-- Start of Raw data --

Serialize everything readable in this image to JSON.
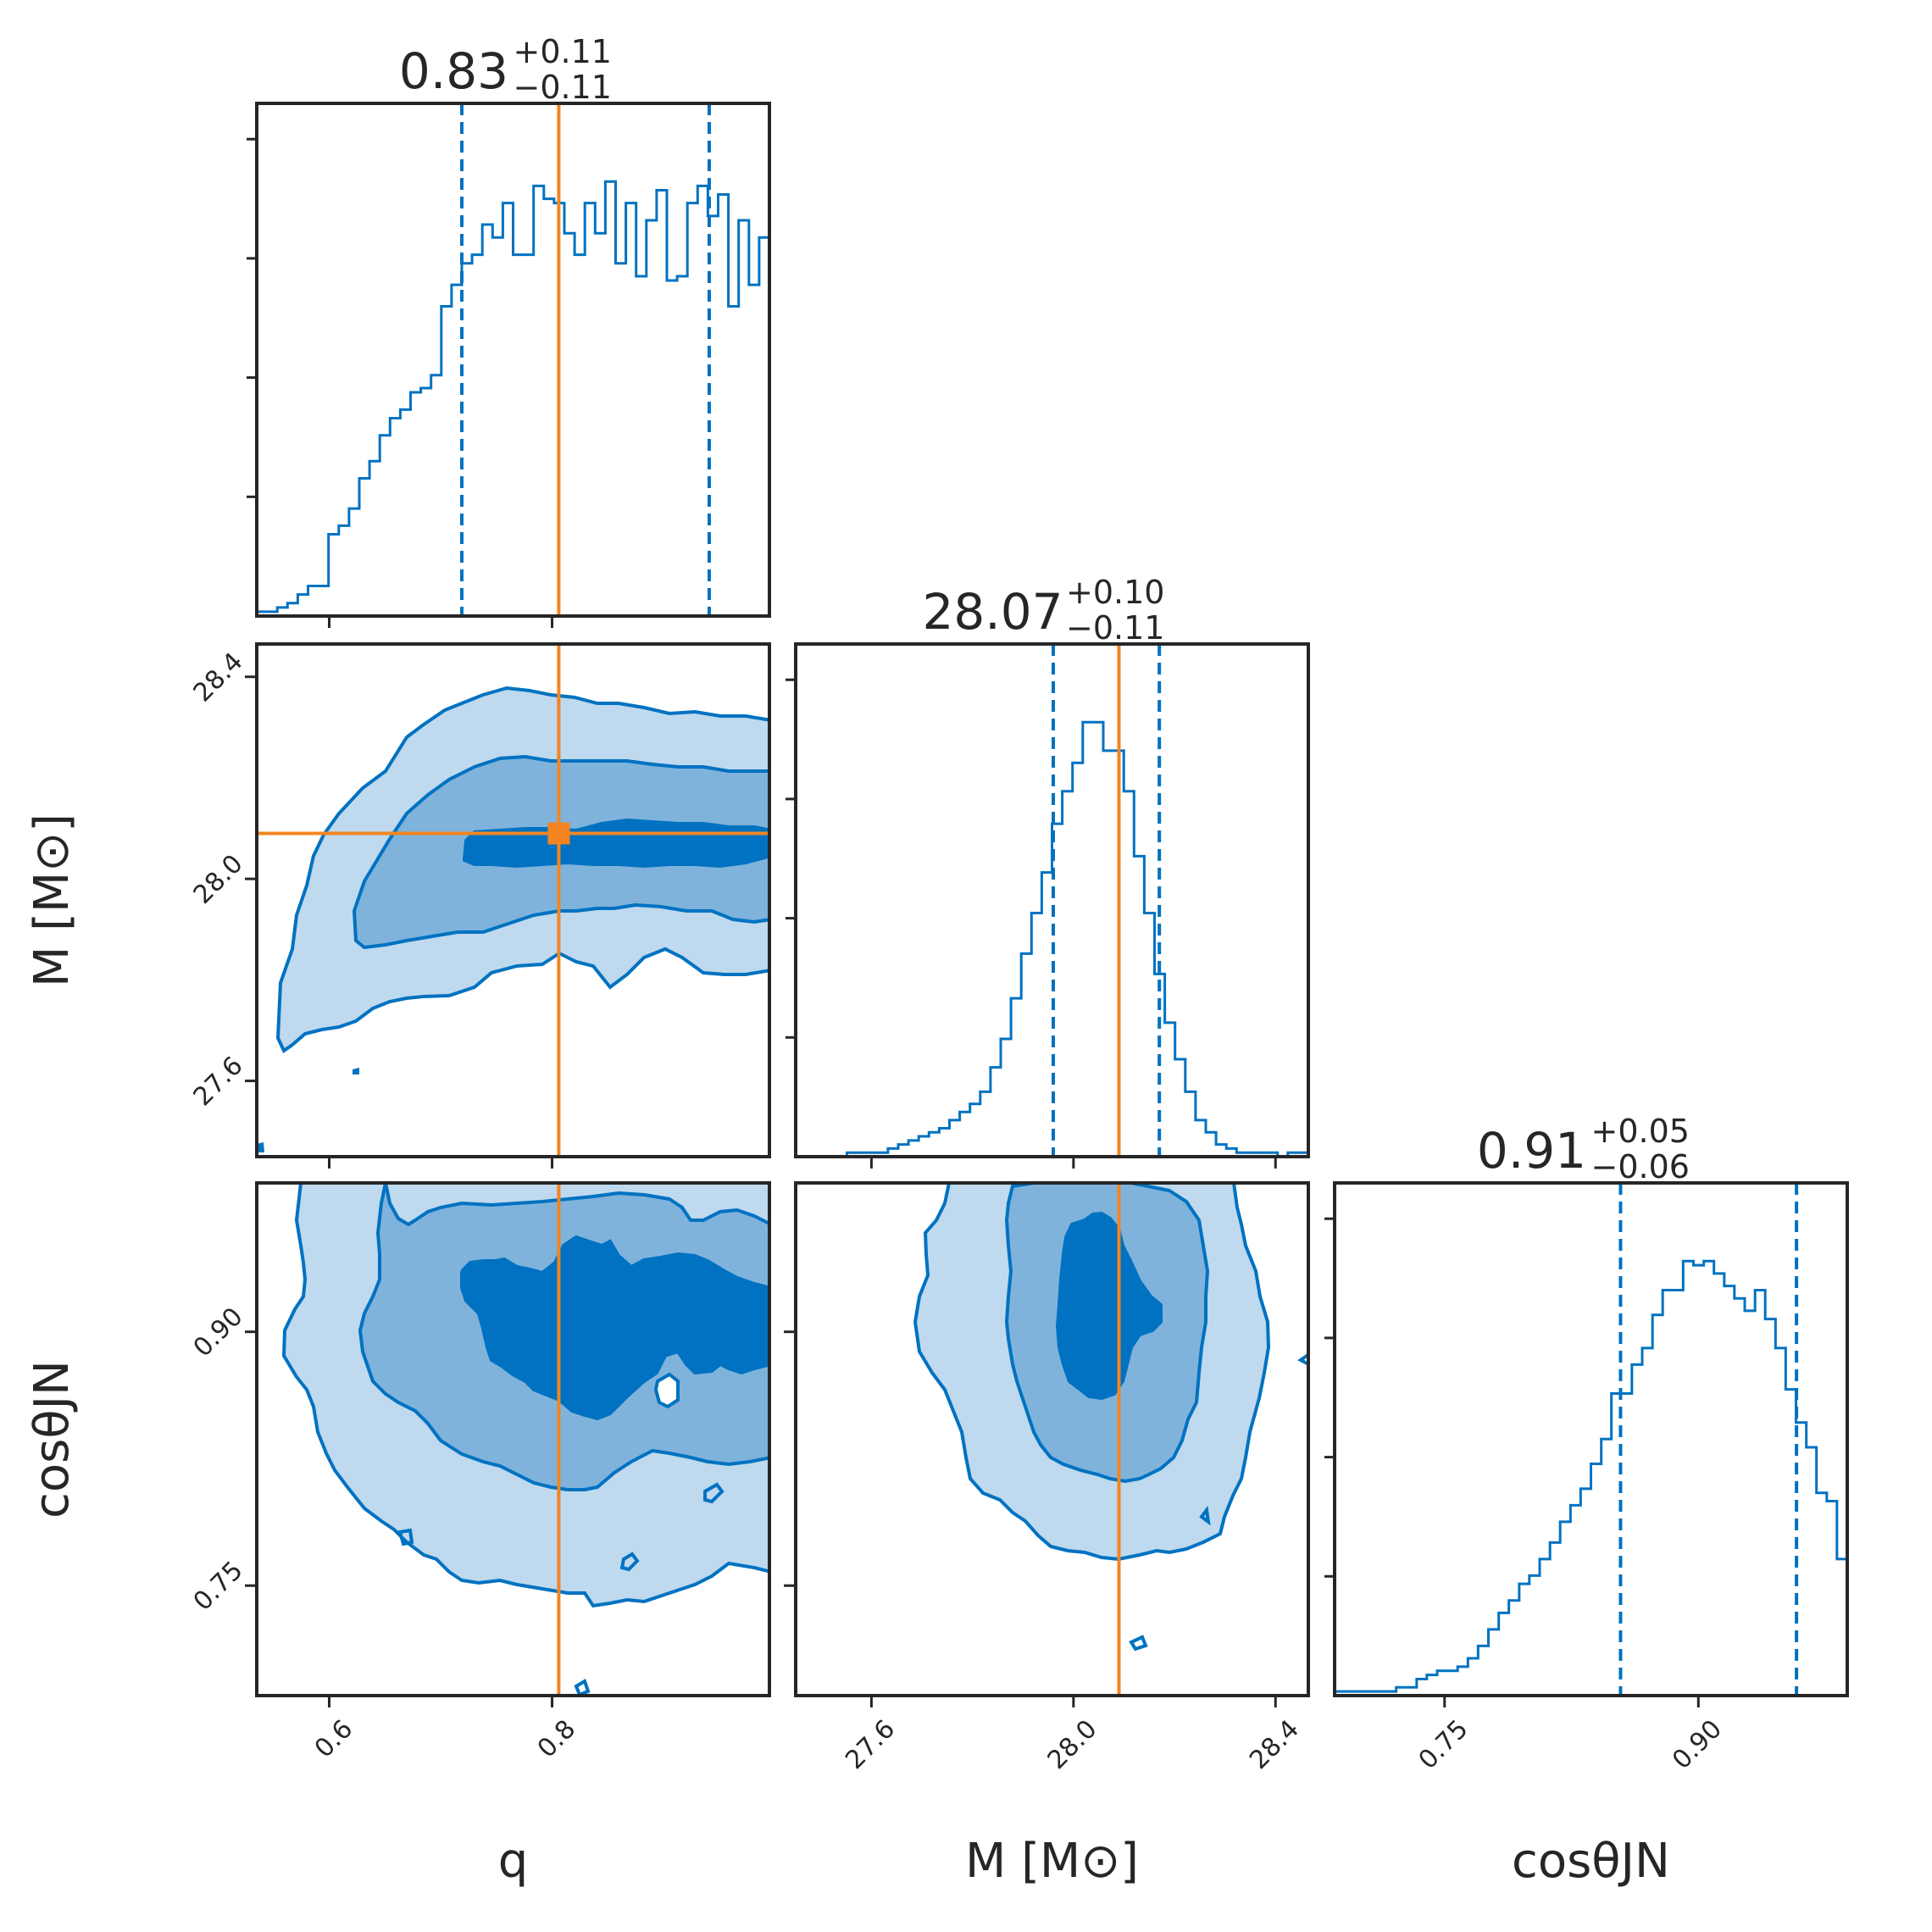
{
  "chart_data": {
    "type": "corner",
    "parameters": [
      {
        "label": "q",
        "axis_label": "q",
        "range": [
          0.535,
          0.995
        ],
        "ticks": [
          {
            "value": 0.6,
            "label": "0.6"
          },
          {
            "value": 0.8,
            "label": "0.8"
          }
        ],
        "truth": 0.806,
        "quantiles": [
          0.719,
          0.941
        ],
        "title": {
          "median": "0.83",
          "plus": "+0.11",
          "minus": "−0.11"
        },
        "histogram": {
          "bin_edges": [
            0.535,
            0.5442,
            0.5534,
            0.5626,
            0.5718,
            0.581,
            0.5902,
            0.5994,
            0.6086,
            0.6178,
            0.627,
            0.6362,
            0.6454,
            0.6546,
            0.6638,
            0.673,
            0.6822,
            0.6914,
            0.7006,
            0.7098,
            0.719,
            0.7282,
            0.7374,
            0.7466,
            0.7558,
            0.765,
            0.7742,
            0.7834,
            0.7926,
            0.8018,
            0.811,
            0.8202,
            0.8294,
            0.8386,
            0.8478,
            0.857,
            0.8662,
            0.8754,
            0.8846,
            0.8938,
            0.903,
            0.9122,
            0.9214,
            0.9306,
            0.9398,
            0.949,
            0.9582,
            0.9674,
            0.9766,
            0.9858,
            0.995
          ],
          "counts": [
            0.01,
            0.01,
            0.02,
            0.03,
            0.05,
            0.07,
            0.07,
            0.19,
            0.21,
            0.25,
            0.32,
            0.36,
            0.42,
            0.46,
            0.48,
            0.52,
            0.53,
            0.56,
            0.72,
            0.77,
            0.82,
            0.84,
            0.91,
            0.88,
            0.96,
            0.84,
            0.84,
            1.0,
            0.97,
            0.96,
            0.89,
            0.84,
            0.96,
            0.89,
            1.01,
            0.82,
            0.96,
            0.79,
            0.92,
            0.99,
            0.78,
            0.79,
            0.96,
            1.0,
            0.93,
            0.98,
            0.72,
            0.92,
            0.77,
            0.88
          ]
        }
      },
      {
        "label": "M [M⊙]",
        "axis_label": "M [M⊙]",
        "range": [
          27.45,
          28.465
        ],
        "ticks": [
          {
            "value": 27.6,
            "label": "27.6"
          },
          {
            "value": 28.0,
            "label": "28.0"
          },
          {
            "value": 28.4,
            "label": "28.4"
          }
        ],
        "truth": 28.09,
        "quantiles": [
          27.96,
          28.17
        ],
        "title": {
          "median": "28.07",
          "plus": "+0.10",
          "minus": "−0.11"
        },
        "histogram": {
          "bin_edges": [
            27.45,
            27.4703,
            27.4906,
            27.5109,
            27.5312,
            27.5515,
            27.5718,
            27.5921,
            27.6124,
            27.6327,
            27.653,
            27.6733,
            27.6936,
            27.7139,
            27.7342,
            27.7545,
            27.7748,
            27.7951,
            27.8154,
            27.8357,
            27.856,
            27.8763,
            27.8966,
            27.9169,
            27.9372,
            27.9575,
            27.9778,
            27.9981,
            28.0184,
            28.0387,
            28.059,
            28.0793,
            28.0996,
            28.1199,
            28.1402,
            28.1605,
            28.1808,
            28.2011,
            28.2214,
            28.2417,
            28.262,
            28.2823,
            28.3026,
            28.3229,
            28.3432,
            28.3635,
            28.3838,
            28.4041,
            28.4244,
            28.4447,
            28.465
          ],
          "counts": [
            0,
            0,
            0,
            0,
            0,
            0.01,
            0.01,
            0.01,
            0.01,
            0.02,
            0.03,
            0.04,
            0.05,
            0.06,
            0.07,
            0.09,
            0.11,
            0.13,
            0.16,
            0.22,
            0.29,
            0.39,
            0.5,
            0.6,
            0.7,
            0.82,
            0.9,
            0.97,
            1.07,
            1.07,
            1.0,
            1.0,
            0.9,
            0.74,
            0.6,
            0.45,
            0.33,
            0.24,
            0.16,
            0.09,
            0.06,
            0.03,
            0.02,
            0.01,
            0.01,
            0.01,
            0.01,
            0,
            0.01,
            0.01
          ]
        }
      },
      {
        "label": "cosθJN",
        "axis_label": "cosθJN",
        "range": [
          0.685,
          0.988
        ],
        "ticks": [
          {
            "value": 0.75,
            "label": "0.75"
          },
          {
            "value": 0.9,
            "label": "0.90"
          }
        ],
        "truth": null,
        "quantiles": [
          0.854,
          0.958
        ],
        "title": {
          "median": "0.91",
          "plus": "+0.05",
          "minus": "−0.06"
        },
        "histogram": {
          "bin_edges": [
            0.685,
            0.6911,
            0.6971,
            0.7032,
            0.7092,
            0.7153,
            0.7214,
            0.7274,
            0.7335,
            0.7395,
            0.7456,
            0.7517,
            0.7577,
            0.7638,
            0.7698,
            0.7759,
            0.782,
            0.788,
            0.7941,
            0.8001,
            0.8062,
            0.8123,
            0.8183,
            0.8244,
            0.8304,
            0.8365,
            0.8426,
            0.8486,
            0.8547,
            0.8607,
            0.8668,
            0.8729,
            0.8789,
            0.885,
            0.891,
            0.8971,
            0.9032,
            0.9092,
            0.9153,
            0.9213,
            0.9274,
            0.9335,
            0.9395,
            0.9456,
            0.9516,
            0.9577,
            0.9638,
            0.9698,
            0.9759,
            0.9819,
            0.988
          ],
          "counts": [
            0.01,
            0.01,
            0.01,
            0.01,
            0.01,
            0.01,
            0.02,
            0.02,
            0.04,
            0.05,
            0.06,
            0.06,
            0.07,
            0.09,
            0.12,
            0.16,
            0.2,
            0.23,
            0.27,
            0.29,
            0.33,
            0.37,
            0.42,
            0.46,
            0.5,
            0.56,
            0.62,
            0.73,
            0.73,
            0.8,
            0.84,
            0.92,
            0.98,
            0.98,
            1.05,
            1.04,
            1.05,
            1.02,
            0.99,
            0.96,
            0.93,
            0.98,
            0.91,
            0.84,
            0.74,
            0.66,
            0.6,
            0.49,
            0.47,
            0.33
          ]
        }
      }
    ],
    "contour_levels": [
      "39.3%",
      "86.5%",
      "98.9%"
    ],
    "truth_point": {
      "x_param": "q",
      "y_param": "M [M⊙]",
      "x": 0.806,
      "y": 28.09
    },
    "colors": {
      "posterior": "#0072c1",
      "truth": "#f28522",
      "fill_inner": "#0072c1",
      "fill_mid": "#7fb3dc",
      "fill_outer": "#bfd9ee",
      "frame": "#262626"
    },
    "grid": false,
    "legend": "none"
  }
}
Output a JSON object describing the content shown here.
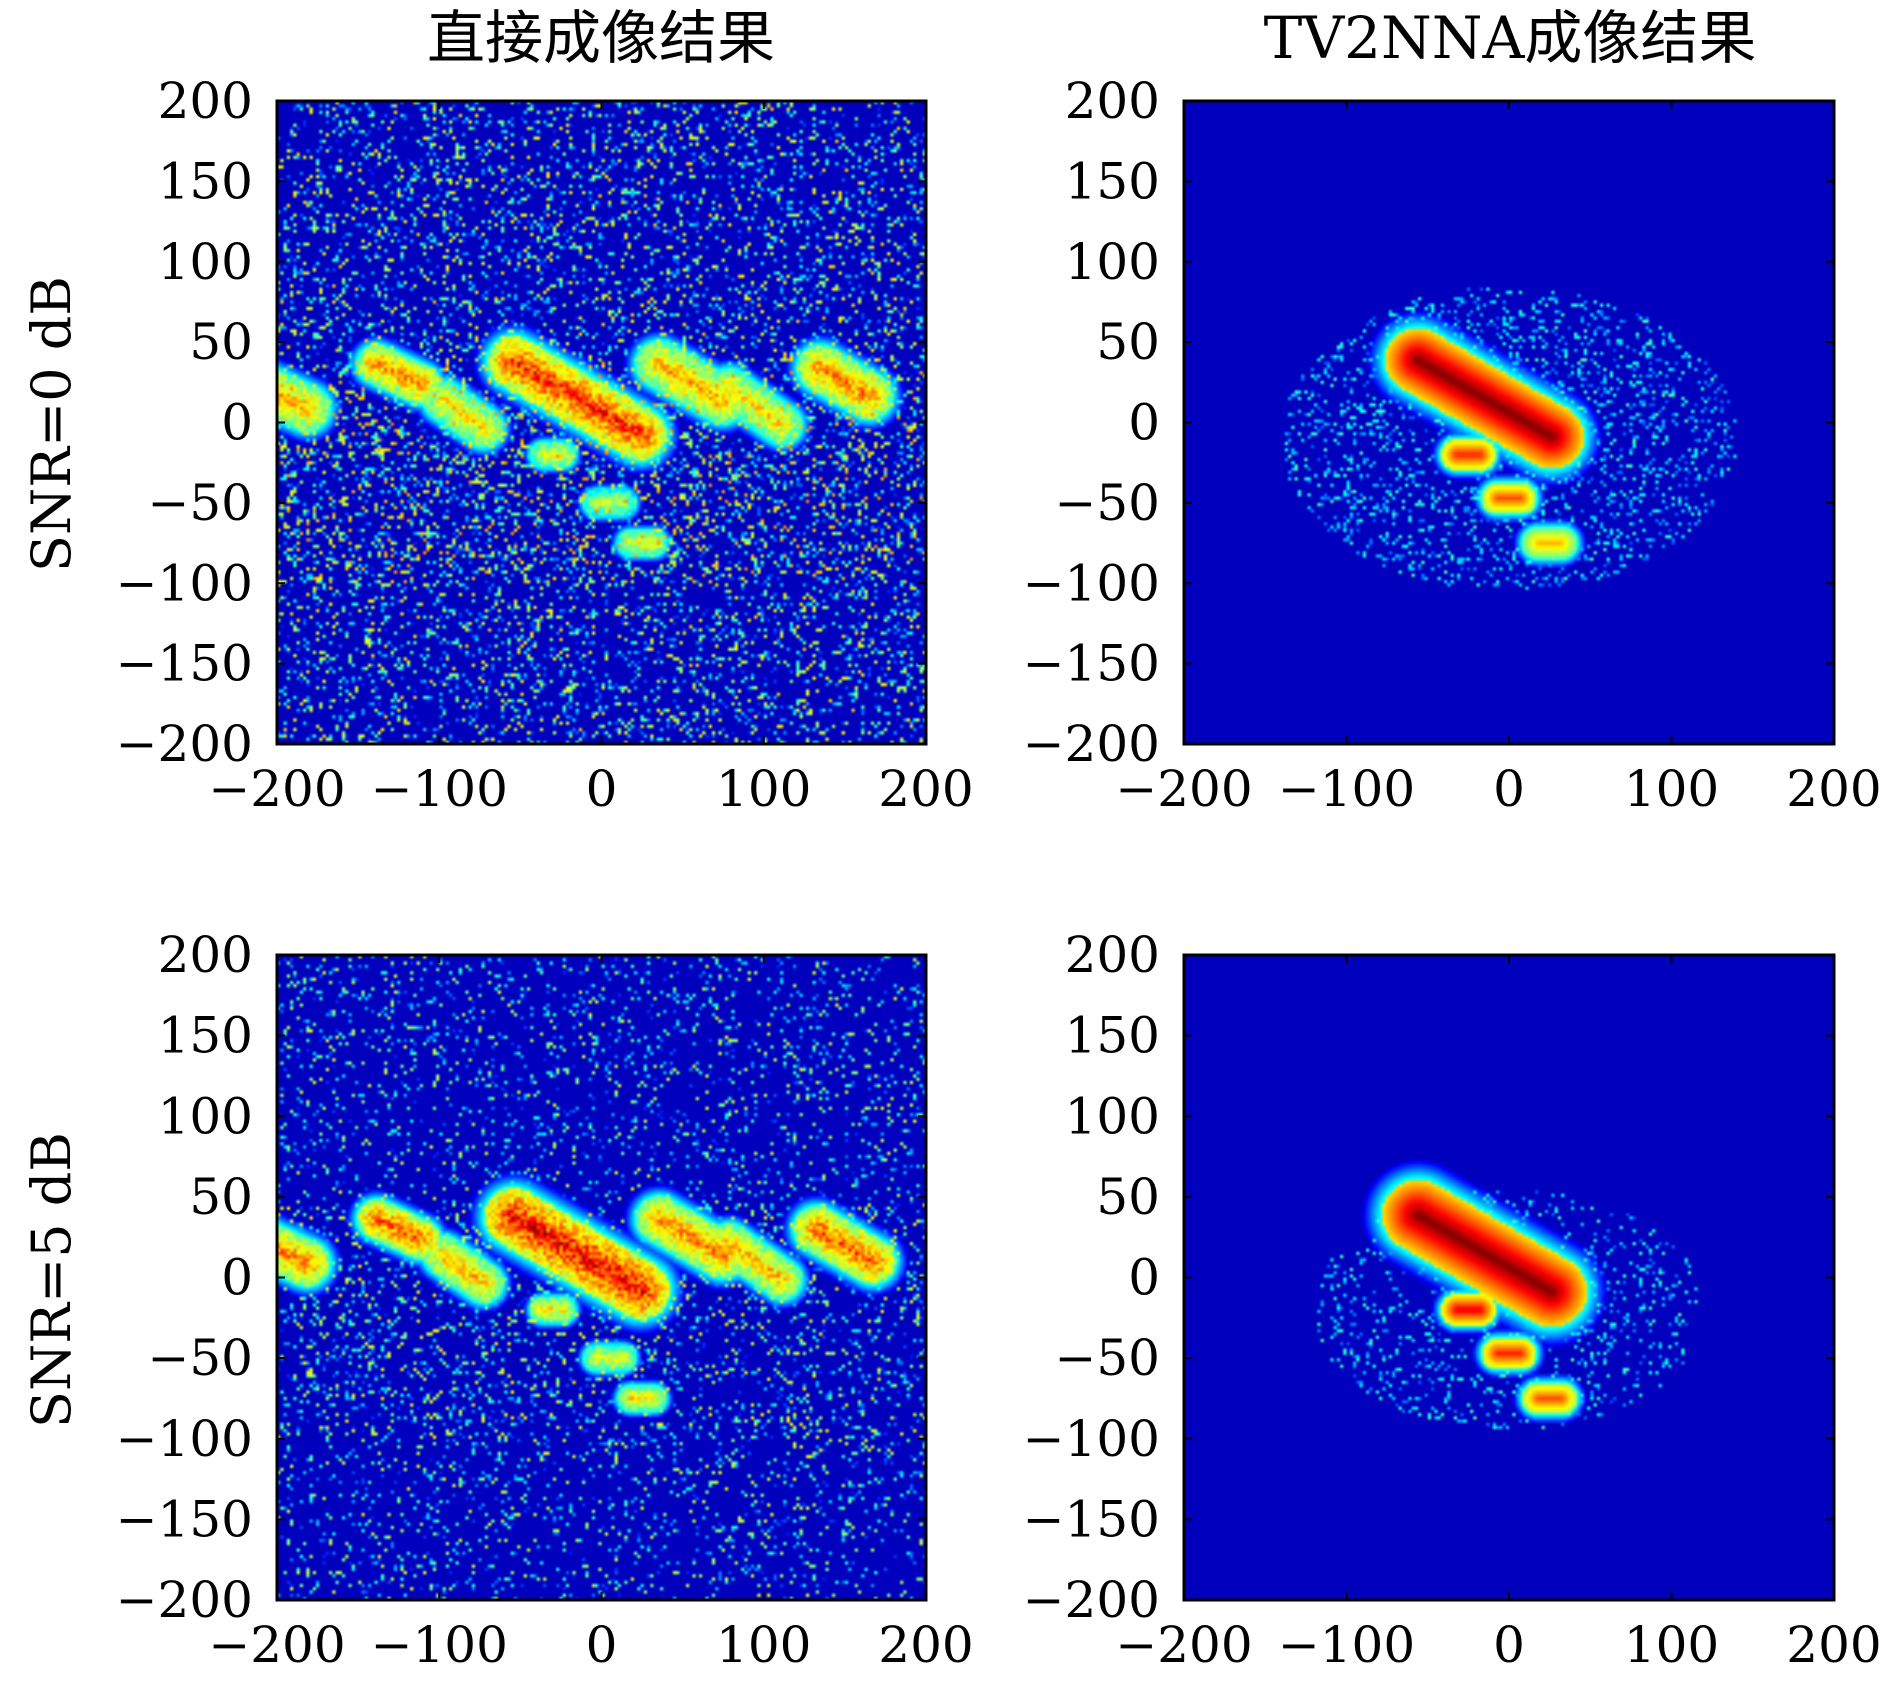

-- End of Raw data --

Your task:
Collect the lines of the records that include the string "JSON".

Result below:
Serialize everything readable in this image to JSON.
Output a JSON object describing the content shown here.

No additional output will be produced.